**** INPUT MATERIAL
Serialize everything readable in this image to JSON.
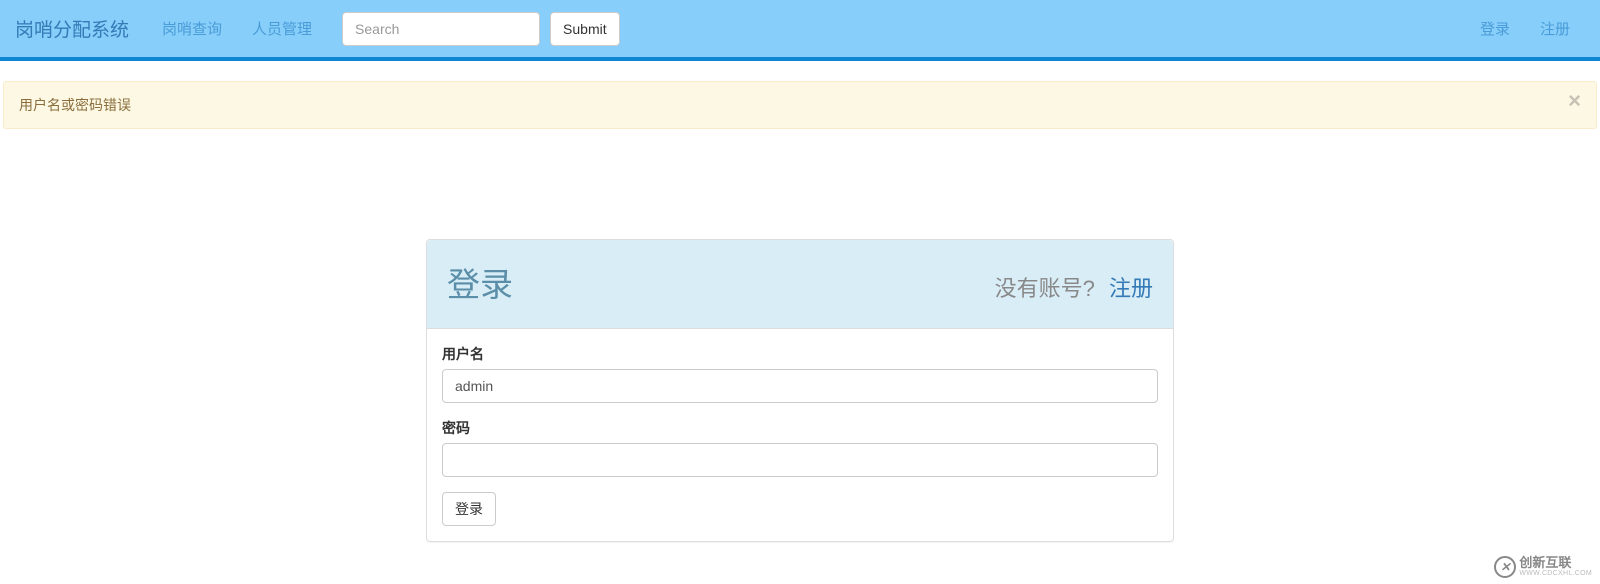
{
  "navbar": {
    "brand": "岗哨分配系统",
    "items": [
      {
        "label": "岗哨查询"
      },
      {
        "label": "人员管理"
      }
    ],
    "search_placeholder": "Search",
    "submit_label": "Submit",
    "right_items": [
      {
        "label": "登录"
      },
      {
        "label": "注册"
      }
    ]
  },
  "alert": {
    "message": "用户名或密码错误",
    "close_label": "×"
  },
  "login": {
    "title": "登录",
    "no_account": "没有账号?",
    "register": "注册",
    "username_label": "用户名",
    "username_value": "admin",
    "password_label": "密码",
    "password_value": "",
    "submit_label": "登录"
  },
  "watermark": {
    "main": "创新互联",
    "sub": "WWW.CDCXHL.COM"
  }
}
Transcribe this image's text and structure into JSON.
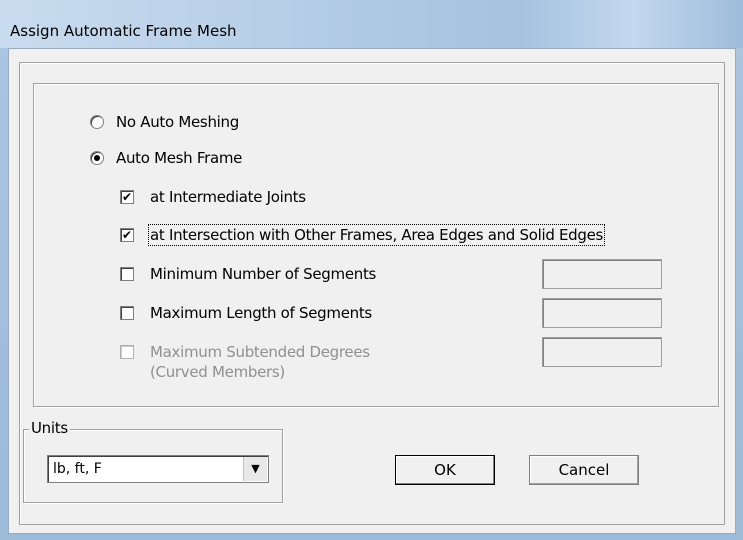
{
  "window": {
    "title": "Assign Automatic Frame Mesh"
  },
  "mesh_options": {
    "no_auto_meshing": {
      "label": "No Auto Meshing",
      "selected": false
    },
    "auto_mesh_frame": {
      "label": "Auto Mesh Frame",
      "selected": true
    }
  },
  "sub_options": [
    {
      "label": "at Intermediate Joints",
      "checked": true,
      "enabled": true
    },
    {
      "label": "at Intersection with Other Frames,  Area Edges and Solid Edges",
      "checked": true,
      "enabled": true
    },
    {
      "label": "Minimum Number of Segments",
      "checked": false,
      "enabled": true,
      "value": ""
    },
    {
      "label": "Maximum Length of Segments",
      "checked": false,
      "enabled": true,
      "value": ""
    },
    {
      "label": "Maximum Subtended Degrees",
      "sublabel": "(Curved Members)",
      "checked": false,
      "enabled": false,
      "value": ""
    }
  ],
  "units": {
    "legend": "Units",
    "selected": "lb, ft, F"
  },
  "buttons": {
    "ok": "OK",
    "cancel": "Cancel"
  },
  "icons": {
    "check": "✔",
    "dropdown": "▼"
  }
}
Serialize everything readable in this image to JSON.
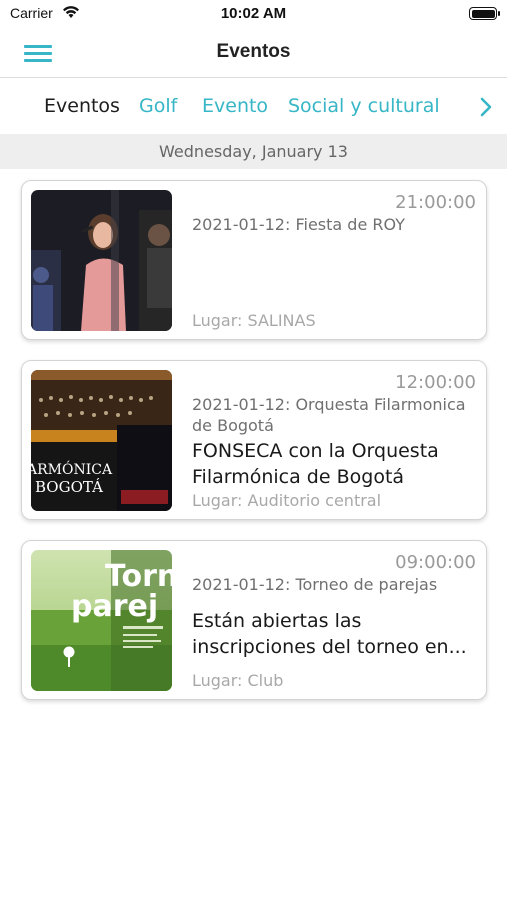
{
  "status_bar": {
    "carrier": "Carrier",
    "time": "10:02 AM"
  },
  "header": {
    "title": "Eventos",
    "menu_icon": "hamburger-menu-icon",
    "accent_color": "#36b6c6"
  },
  "tabs": [
    {
      "label": "Eventos",
      "active": true
    },
    {
      "label": "Golf",
      "active": false
    },
    {
      "label": "Evento",
      "active": false
    },
    {
      "label": "Social y cultural",
      "active": false
    }
  ],
  "tabs_next_icon": "chevron-right-icon",
  "date_header": "Wednesday, January 13",
  "events": [
    {
      "time": "21:00:00",
      "subtitle": "2021-01-12: Fiesta de ROY",
      "title": "",
      "place": "Lugar: SALINAS",
      "image": "singer-photo"
    },
    {
      "time": "12:00:00",
      "subtitle": "2021-01-12: Orquesta Filarmonica de Bogotá",
      "title": "FONSECA con la Orquesta Filarmónica de Bogotá",
      "title_line1": "FONSECA con la Orquesta",
      "title_line2": "Filarmónica de Bogotá",
      "place": "Lugar: Auditorio central",
      "image": "orchestra-poster",
      "image_text_1": "ARMÓNICA",
      "image_text_2": "BOGOTÁ"
    },
    {
      "time": "09:00:00",
      "subtitle": "2021-01-12: Torneo de parejas",
      "title": "Están abiertas las inscripciones del torneo en...",
      "title_line1": "Están abiertas las",
      "title_line2": "inscripciones del torneo en...",
      "place": "Lugar: Club",
      "image": "golf-tournament-poster",
      "image_text_1": "Torn",
      "image_text_2": "parej"
    }
  ]
}
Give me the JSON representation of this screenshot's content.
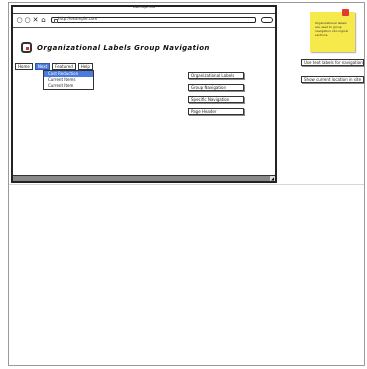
********
EXERCISE DESCRIPTION:
Of the lines above, copy each that contains "Están".

FINAL RESULT:
      "title": "Están abiertas las inscripciones del torneo en...",
      "title_line1": "Están abiertas las",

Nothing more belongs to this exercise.